▶ [Short exercise] From the listing below, pick out each line with the word "JSON".

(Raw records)

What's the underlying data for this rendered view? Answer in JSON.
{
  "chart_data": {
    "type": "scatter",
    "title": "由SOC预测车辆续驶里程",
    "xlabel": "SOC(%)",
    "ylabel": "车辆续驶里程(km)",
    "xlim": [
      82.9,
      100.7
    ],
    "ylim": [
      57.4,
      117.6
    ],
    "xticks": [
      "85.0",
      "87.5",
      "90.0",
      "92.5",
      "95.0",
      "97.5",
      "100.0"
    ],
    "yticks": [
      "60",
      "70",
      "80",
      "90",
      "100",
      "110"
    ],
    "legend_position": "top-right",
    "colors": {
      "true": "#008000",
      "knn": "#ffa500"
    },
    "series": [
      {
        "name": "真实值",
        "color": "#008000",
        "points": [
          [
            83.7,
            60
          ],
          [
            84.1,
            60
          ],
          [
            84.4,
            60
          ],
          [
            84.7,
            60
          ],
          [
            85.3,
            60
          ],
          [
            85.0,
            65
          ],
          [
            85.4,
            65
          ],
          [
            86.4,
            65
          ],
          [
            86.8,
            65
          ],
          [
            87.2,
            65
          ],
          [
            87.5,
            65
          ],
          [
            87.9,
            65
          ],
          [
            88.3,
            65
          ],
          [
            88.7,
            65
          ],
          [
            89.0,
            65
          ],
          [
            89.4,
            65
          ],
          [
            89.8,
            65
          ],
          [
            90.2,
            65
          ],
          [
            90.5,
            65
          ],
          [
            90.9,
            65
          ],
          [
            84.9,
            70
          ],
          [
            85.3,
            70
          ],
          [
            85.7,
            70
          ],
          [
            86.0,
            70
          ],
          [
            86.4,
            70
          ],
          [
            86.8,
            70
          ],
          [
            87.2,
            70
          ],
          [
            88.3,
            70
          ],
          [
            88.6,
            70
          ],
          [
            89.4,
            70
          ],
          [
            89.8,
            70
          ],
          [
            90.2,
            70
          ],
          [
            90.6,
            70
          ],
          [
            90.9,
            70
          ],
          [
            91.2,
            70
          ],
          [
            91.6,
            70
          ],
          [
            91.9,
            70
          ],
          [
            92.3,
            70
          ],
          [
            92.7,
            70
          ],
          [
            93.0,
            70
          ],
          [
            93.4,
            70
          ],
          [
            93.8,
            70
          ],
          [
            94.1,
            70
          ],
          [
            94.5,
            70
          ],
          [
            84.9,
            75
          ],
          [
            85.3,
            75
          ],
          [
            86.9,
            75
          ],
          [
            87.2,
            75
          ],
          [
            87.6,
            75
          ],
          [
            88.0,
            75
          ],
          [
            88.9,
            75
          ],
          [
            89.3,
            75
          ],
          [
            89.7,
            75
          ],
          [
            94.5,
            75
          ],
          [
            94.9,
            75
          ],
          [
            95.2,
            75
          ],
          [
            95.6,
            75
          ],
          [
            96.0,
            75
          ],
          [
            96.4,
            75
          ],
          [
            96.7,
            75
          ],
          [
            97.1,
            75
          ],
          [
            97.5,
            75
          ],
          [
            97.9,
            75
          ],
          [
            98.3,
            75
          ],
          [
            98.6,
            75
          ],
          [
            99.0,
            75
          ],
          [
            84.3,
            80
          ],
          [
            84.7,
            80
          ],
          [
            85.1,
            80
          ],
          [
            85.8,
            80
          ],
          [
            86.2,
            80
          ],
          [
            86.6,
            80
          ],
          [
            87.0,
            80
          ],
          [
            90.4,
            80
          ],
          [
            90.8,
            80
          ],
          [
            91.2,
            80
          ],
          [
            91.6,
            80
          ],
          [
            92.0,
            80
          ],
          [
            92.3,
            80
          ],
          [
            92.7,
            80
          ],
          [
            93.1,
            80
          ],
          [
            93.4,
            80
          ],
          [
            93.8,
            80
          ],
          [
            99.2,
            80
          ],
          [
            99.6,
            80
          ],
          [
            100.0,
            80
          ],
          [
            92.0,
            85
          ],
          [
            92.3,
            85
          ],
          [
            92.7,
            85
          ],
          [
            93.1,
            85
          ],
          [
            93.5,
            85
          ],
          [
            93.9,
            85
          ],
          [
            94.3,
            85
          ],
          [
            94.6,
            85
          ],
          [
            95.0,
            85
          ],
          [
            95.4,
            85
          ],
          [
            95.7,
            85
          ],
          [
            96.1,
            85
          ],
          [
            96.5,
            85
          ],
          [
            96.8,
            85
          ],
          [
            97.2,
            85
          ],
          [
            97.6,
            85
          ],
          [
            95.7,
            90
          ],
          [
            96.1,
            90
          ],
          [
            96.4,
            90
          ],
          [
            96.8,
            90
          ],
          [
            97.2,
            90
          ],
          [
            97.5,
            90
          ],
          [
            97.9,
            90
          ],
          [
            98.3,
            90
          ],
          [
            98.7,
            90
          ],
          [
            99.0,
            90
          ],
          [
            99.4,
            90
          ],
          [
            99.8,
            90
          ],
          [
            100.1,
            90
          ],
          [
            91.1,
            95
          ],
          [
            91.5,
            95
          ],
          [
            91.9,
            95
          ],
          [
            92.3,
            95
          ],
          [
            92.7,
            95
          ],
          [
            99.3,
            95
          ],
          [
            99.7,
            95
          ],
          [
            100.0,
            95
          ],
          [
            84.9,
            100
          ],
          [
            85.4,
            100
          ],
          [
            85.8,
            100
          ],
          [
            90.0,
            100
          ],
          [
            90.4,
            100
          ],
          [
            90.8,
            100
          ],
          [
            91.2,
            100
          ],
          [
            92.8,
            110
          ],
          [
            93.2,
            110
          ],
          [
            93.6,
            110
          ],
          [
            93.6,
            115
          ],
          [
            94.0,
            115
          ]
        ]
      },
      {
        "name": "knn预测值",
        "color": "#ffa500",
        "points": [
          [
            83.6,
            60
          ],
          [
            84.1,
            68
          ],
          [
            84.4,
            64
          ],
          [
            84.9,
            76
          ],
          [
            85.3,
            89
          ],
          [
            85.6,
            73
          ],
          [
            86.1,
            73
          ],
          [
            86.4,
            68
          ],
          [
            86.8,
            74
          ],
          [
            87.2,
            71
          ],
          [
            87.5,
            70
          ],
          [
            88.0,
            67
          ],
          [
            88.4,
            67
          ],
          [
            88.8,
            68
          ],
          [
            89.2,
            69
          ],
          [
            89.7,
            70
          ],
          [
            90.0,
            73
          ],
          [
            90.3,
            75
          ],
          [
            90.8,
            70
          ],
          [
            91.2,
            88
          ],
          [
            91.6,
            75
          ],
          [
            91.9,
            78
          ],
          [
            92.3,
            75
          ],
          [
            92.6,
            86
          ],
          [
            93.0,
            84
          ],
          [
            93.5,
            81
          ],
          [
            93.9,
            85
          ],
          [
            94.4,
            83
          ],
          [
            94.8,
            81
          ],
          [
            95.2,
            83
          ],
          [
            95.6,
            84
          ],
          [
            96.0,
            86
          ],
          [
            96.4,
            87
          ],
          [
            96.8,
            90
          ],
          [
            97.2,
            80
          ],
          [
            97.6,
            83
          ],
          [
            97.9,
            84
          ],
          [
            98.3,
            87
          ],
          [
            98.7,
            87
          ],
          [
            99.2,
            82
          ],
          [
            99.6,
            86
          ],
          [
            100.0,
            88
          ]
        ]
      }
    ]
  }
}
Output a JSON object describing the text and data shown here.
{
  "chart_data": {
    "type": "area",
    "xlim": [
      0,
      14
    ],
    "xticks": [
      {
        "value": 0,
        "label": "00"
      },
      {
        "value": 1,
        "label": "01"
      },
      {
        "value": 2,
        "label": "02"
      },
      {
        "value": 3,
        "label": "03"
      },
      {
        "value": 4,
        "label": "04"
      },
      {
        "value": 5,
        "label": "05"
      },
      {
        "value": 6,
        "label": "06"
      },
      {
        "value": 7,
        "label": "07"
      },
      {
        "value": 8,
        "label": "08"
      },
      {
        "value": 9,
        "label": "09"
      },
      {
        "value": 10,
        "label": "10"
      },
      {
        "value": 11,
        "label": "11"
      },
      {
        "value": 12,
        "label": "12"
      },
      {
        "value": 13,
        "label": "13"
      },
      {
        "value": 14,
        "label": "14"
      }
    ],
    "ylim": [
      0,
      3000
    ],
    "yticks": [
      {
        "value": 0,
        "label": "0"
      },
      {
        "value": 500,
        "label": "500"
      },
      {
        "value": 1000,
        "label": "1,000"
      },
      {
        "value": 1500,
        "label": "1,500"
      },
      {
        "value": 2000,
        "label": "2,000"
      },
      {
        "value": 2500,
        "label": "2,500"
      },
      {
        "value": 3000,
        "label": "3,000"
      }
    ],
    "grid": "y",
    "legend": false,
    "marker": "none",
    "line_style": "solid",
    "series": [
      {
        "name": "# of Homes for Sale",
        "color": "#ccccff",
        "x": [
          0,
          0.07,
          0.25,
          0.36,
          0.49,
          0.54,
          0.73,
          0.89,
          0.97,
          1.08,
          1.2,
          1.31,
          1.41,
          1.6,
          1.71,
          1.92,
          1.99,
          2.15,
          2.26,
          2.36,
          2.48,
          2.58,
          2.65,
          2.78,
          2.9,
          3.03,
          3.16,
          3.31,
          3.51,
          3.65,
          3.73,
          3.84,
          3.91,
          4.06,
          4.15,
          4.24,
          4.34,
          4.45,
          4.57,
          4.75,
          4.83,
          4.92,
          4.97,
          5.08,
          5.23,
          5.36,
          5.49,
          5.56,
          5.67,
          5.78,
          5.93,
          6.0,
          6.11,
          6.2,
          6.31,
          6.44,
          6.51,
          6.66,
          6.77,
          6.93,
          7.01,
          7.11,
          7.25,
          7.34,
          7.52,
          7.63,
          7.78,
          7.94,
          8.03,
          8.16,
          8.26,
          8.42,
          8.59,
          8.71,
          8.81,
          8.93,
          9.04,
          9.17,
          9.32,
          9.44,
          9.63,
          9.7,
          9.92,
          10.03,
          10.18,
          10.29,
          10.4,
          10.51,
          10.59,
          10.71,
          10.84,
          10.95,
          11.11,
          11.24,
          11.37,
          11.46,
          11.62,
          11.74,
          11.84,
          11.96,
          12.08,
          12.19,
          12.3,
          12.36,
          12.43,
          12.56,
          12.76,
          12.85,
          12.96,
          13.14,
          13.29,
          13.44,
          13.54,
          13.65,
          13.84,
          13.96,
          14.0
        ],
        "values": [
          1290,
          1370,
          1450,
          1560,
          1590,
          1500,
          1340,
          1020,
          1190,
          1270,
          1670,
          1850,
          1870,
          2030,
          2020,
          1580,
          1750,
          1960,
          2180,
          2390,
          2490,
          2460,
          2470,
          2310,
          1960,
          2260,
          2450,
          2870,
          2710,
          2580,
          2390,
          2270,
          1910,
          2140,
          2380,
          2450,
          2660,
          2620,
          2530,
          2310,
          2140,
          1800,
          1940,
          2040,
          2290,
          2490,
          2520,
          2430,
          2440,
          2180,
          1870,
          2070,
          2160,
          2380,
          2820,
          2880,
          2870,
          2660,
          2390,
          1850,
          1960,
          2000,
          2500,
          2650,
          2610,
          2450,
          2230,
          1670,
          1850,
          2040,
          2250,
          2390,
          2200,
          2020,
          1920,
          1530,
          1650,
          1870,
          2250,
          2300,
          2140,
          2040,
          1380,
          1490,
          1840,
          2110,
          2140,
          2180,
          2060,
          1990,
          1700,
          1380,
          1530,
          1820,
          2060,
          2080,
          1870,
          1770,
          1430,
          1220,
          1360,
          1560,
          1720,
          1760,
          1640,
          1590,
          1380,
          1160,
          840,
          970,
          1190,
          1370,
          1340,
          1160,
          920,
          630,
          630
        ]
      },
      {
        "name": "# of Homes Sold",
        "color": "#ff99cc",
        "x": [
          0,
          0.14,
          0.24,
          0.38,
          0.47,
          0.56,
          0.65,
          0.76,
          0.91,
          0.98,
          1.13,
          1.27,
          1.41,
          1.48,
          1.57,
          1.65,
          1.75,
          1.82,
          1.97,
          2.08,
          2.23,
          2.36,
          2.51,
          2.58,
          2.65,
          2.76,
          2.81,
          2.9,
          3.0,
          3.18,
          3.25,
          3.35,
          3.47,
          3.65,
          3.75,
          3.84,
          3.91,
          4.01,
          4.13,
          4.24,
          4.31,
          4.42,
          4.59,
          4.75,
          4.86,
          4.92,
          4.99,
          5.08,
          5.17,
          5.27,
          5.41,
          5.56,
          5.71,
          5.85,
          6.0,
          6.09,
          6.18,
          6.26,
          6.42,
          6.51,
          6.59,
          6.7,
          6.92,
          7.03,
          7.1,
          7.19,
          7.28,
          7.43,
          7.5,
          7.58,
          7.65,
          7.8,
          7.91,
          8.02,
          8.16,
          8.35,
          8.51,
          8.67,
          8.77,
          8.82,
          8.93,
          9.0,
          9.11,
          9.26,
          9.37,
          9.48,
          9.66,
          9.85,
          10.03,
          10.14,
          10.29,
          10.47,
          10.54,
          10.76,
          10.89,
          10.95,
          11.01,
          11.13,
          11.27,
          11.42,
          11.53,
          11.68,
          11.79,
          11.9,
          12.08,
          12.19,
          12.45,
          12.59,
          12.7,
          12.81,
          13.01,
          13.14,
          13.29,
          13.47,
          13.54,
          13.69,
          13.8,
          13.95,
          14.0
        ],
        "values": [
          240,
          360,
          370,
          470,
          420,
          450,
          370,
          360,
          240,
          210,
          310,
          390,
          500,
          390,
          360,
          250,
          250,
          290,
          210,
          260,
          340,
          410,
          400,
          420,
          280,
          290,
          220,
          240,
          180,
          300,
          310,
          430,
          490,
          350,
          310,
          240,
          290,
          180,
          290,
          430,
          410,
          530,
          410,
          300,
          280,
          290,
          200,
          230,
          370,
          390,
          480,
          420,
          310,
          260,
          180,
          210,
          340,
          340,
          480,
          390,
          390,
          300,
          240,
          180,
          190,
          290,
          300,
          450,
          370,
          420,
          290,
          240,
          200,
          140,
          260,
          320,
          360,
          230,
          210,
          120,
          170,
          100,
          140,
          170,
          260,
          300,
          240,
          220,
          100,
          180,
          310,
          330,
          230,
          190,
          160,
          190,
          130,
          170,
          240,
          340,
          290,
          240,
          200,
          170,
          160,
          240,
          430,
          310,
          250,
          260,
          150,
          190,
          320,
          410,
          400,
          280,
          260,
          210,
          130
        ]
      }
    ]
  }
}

▶ [The output]
What's the underlying data for this rendered view? Answer in JSON.
Output a JSON object describing the text and data shown here.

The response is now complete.